** begin SOURCE DATA **

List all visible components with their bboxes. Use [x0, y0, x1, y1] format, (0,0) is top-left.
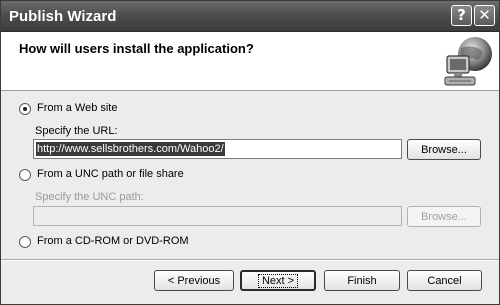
close-button[interactable]: ✕: [474, 5, 495, 26]
finish-label: Finish: [347, 274, 377, 287]
url-field-label: Specify the URL:: [35, 125, 118, 137]
browse-unc-label: Browse...: [421, 210, 467, 223]
unc-path-label[interactable]: From a UNC path or file share: [37, 168, 184, 180]
publish-wizard-window: Publish Wizard ? ✕ How will users instal…: [0, 0, 500, 305]
footer-divider: [1, 259, 499, 261]
next-button[interactable]: Next >: [240, 270, 316, 291]
browse-unc-button[interactable]: Browse...: [407, 206, 481, 227]
wizard-header: How will users install the application?: [1, 32, 499, 91]
next-focus: Next >: [257, 273, 299, 288]
cd-rom-radio[interactable]: [19, 236, 31, 248]
browse-url-label: Browse...: [421, 143, 467, 156]
help-button[interactable]: ?: [451, 5, 472, 26]
page-title: How will users install the application?: [19, 41, 254, 56]
unc-path-radio[interactable]: [19, 169, 31, 181]
unc-path-input[interactable]: [33, 206, 402, 226]
cancel-label: Cancel: [427, 274, 462, 287]
previous-button[interactable]: < Previous: [154, 270, 234, 291]
previous-label: < Previous: [167, 274, 221, 287]
url-input[interactable]: http://www.sellsbrothers.com/Wahoo2/: [33, 139, 402, 159]
cancel-button[interactable]: Cancel: [407, 270, 482, 291]
url-input-value: http://www.sellsbrothers.com/Wahoo2/: [36, 142, 225, 156]
close-icon: ✕: [478, 6, 491, 24]
window-title: Publish Wizard: [9, 8, 117, 25]
radio-selected-dot: [23, 107, 27, 111]
web-site-label[interactable]: From a Web site: [37, 102, 118, 114]
finish-button[interactable]: Finish: [324, 270, 400, 291]
next-label: Next >: [261, 274, 295, 287]
help-icon: ?: [457, 6, 466, 24]
web-site-radio[interactable]: [19, 103, 31, 115]
title-bar[interactable]: Publish Wizard ? ✕: [1, 1, 499, 32]
browse-url-button[interactable]: Browse...: [407, 139, 481, 160]
unc-field-label: Specify the UNC path:: [35, 191, 144, 203]
cd-rom-label[interactable]: From a CD-ROM or DVD-ROM: [37, 235, 189, 247]
network-computer-icon: [444, 37, 492, 86]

** end SOURCE DATA **

Convert all of the data above into a Markdown table with a column named "Row" for the row number and a column named "Line" for the line itself. Skip any blank lines and leave out the pictures.

### CORRECT RESPONSE
| Row | Line |
|---|---|
| 1 | List all visible components with their bboxes. Use [x0, y0, x1, y1] format, (0,0) is top-left. |
| 2 | close-button[interactable]: ✕: [474, 5, 495, 26] |
| 3 | finish-label: Finish: [347, 274, 377, 287] |
| 4 | url-field-label: Specify the URL:: [35, 125, 118, 137] |
| 5 | browse-unc-label: Browse...: [421, 210, 467, 223] |
| 6 | unc-path-label[interactable]: From a UNC path or file share: [37, 168, 184, 180] |
| 7 | publish-wizard-window: Publish Wizard ? ✕ How will users instal…: [0, 0, 500, 305] |
| 8 | footer-divider: [1, 259, 499, 261] |
| 9 | next-button[interactable]: Next >: [240, 270, 316, 291] |
| 10 | browse-unc-button[interactable]: Browse...: [407, 206, 481, 227] |
| 11 | wizard-header: How will users install the application?: [1, 32, 499, 91] |
| 12 | next-focus: Next >: [257, 273, 299, 288] |
| 13 | cd-rom-radio[interactable]: [19, 236, 31, 248] |
| 14 | browse-url-label: Browse...: [421, 143, 467, 156] |
| 15 | help-button[interactable]: ?: [451, 5, 472, 26] |
| 16 | page-title: How will users install the application?: [19, 41, 254, 56] |
| 17 | unc-path-radio[interactable]: [19, 169, 31, 181] |
| 18 | unc-path-input[interactable]: [33, 206, 402, 226] |
| 19 | cancel-label: Cancel: [427, 274, 462, 287] |
| 20 | previous-button[interactable]: < Previous: [154, 270, 234, 291] |
| 21 | previous-label: < Previous: [167, 274, 221, 287] |
| 22 | url-input[interactable]: http://www.sellsbrothers.com/Wahoo2/: [33, 139, 402, 159] |
| 23 | cancel-button[interactable]: Cancel: [407, 270, 482, 291] |
| 24 | url-input-value: http://www.sellsbrothers.com/Wahoo2/: [36, 142, 225, 156] |
| 25 | close-icon: ✕: [478, 6, 491, 24] |
| 26 | window-title: Publish Wizard: [9, 8, 117, 25] |
| 27 | radio-selected-dot: [23, 107, 27, 111] |
| 28 | web-site-label[interactable]: From a Web site: [37, 102, 118, 114] |
| 29 | finish-button[interactable]: Finish: [324, 270, 400, 291] |
| 30 | next-label: Next >: [261, 274, 295, 287] |
| 31 | help-icon: ?: [457, 6, 466, 24] |
| 32 | web-site-radio[interactable]: [19, 103, 31, 115] |
| 33 | title-bar[interactable]: Publish Wizard ? ✕: [1, 1, 499, 32] |
| 34 | browse-url-button[interactable]: Browse...: [407, 139, 481, 160] |
| 35 | unc-field-label: Specify the UNC path:: [35, 191, 144, 203] |
| 36 | cd-rom-label[interactable]: From a CD-ROM or DVD-ROM: [37, 235, 189, 247] |
| 37 | network-computer-icon: [444, 37, 492, 86] |